Problem:
Look over the lines below. Report each one that includes the string "Tied".

Material:
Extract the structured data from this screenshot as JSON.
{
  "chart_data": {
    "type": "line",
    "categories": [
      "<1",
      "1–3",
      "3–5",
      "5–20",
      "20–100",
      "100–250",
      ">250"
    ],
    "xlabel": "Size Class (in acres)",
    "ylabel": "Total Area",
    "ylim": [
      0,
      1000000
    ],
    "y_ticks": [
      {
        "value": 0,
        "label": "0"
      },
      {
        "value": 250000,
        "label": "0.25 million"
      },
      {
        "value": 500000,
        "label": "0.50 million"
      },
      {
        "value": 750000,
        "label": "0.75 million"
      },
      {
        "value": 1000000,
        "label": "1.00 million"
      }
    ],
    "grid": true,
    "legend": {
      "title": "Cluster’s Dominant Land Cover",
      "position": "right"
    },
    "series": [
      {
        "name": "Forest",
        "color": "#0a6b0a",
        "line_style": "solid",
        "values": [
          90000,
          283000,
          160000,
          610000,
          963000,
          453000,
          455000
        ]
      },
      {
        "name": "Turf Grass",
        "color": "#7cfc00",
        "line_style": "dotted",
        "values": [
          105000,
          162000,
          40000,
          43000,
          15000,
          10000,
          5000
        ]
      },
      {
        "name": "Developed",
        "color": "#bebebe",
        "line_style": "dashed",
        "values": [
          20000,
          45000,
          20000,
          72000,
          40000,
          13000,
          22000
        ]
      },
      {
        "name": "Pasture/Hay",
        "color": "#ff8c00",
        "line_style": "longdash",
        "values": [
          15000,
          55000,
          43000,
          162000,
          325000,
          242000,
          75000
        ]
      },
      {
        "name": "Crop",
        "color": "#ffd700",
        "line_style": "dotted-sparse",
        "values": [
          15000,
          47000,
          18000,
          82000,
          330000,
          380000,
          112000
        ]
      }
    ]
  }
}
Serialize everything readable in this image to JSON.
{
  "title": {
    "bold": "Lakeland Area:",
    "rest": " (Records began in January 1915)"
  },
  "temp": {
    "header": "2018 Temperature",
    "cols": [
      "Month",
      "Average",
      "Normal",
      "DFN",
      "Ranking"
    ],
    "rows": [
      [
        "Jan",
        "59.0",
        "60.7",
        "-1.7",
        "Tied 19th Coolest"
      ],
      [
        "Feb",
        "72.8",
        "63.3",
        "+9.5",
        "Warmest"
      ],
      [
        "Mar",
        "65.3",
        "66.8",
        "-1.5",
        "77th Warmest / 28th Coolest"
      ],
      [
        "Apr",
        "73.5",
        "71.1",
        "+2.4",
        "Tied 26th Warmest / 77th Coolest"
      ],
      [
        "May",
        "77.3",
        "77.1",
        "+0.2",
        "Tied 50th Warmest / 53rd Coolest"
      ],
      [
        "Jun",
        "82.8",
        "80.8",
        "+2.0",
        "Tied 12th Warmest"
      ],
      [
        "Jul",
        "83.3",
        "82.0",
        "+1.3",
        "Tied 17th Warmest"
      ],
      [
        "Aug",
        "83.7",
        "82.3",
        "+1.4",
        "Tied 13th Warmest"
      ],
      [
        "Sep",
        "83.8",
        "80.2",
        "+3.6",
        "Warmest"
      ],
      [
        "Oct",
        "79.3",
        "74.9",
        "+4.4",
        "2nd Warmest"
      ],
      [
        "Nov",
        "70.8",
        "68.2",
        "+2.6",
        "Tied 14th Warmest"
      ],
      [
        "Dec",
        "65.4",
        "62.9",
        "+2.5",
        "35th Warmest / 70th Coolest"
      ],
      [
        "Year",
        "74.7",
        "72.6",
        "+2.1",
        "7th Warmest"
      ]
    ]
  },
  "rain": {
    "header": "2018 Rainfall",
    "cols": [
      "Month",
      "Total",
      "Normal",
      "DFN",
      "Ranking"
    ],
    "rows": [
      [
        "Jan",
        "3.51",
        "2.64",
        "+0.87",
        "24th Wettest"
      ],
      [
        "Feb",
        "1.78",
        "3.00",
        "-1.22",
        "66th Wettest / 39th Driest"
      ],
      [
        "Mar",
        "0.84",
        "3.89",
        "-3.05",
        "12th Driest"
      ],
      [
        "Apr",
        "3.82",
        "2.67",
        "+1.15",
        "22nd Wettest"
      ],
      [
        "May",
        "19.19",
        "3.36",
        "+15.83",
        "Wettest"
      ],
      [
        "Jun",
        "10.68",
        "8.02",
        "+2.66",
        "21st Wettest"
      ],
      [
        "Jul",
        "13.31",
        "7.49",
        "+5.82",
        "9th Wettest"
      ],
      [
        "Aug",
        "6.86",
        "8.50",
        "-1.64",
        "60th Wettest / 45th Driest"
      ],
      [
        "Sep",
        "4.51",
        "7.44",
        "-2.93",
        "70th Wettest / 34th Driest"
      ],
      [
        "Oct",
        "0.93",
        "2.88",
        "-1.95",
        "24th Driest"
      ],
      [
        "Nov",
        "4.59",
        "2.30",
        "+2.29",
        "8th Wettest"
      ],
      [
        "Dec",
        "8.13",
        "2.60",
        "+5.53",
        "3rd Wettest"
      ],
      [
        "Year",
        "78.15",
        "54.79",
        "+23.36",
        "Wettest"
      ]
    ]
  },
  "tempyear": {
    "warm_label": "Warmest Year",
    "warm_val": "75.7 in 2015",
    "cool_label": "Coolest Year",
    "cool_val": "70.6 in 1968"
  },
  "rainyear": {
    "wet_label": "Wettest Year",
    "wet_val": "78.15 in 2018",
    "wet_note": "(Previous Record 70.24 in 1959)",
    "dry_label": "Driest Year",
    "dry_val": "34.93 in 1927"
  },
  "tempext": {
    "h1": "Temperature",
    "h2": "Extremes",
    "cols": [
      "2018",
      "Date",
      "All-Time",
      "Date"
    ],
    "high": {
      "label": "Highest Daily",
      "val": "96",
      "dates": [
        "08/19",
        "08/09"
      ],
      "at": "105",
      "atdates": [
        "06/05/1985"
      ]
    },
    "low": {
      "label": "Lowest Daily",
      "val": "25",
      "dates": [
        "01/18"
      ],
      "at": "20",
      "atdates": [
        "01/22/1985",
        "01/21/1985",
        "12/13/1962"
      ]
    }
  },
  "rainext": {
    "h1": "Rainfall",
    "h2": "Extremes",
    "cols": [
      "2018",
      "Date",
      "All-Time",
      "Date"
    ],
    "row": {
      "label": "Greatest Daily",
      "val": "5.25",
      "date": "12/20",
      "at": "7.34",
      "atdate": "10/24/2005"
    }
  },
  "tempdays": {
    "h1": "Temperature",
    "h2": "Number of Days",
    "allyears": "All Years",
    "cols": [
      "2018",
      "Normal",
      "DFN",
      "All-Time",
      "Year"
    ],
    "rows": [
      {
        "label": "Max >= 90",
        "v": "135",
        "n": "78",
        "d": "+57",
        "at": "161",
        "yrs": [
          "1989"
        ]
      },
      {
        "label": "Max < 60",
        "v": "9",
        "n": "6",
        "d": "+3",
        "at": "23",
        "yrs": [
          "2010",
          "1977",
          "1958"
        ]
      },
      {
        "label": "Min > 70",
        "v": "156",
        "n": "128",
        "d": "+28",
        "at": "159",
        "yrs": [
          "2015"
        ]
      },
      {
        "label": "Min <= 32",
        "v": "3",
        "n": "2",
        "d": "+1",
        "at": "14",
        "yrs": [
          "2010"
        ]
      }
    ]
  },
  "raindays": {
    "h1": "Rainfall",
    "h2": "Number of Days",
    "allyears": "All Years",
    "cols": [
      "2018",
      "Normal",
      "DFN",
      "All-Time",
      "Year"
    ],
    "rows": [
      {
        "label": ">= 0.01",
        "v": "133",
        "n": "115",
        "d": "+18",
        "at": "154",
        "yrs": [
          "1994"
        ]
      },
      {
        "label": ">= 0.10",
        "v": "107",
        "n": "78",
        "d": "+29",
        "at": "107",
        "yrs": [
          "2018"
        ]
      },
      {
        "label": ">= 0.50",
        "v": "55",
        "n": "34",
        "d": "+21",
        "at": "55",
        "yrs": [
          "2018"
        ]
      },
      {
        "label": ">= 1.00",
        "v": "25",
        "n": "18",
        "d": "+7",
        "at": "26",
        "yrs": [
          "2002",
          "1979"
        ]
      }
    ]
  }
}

Written response:
        "Tied 19th Coolest"
        "Tied 26th Warmest / 77th Coolest"
        "Tied 50th Warmest / 53rd Coolest"
        "Tied 12th Warmest"
        "Tied 17th Warmest"
        "Tied 13th Warmest"
        "Tied 14th Warmest"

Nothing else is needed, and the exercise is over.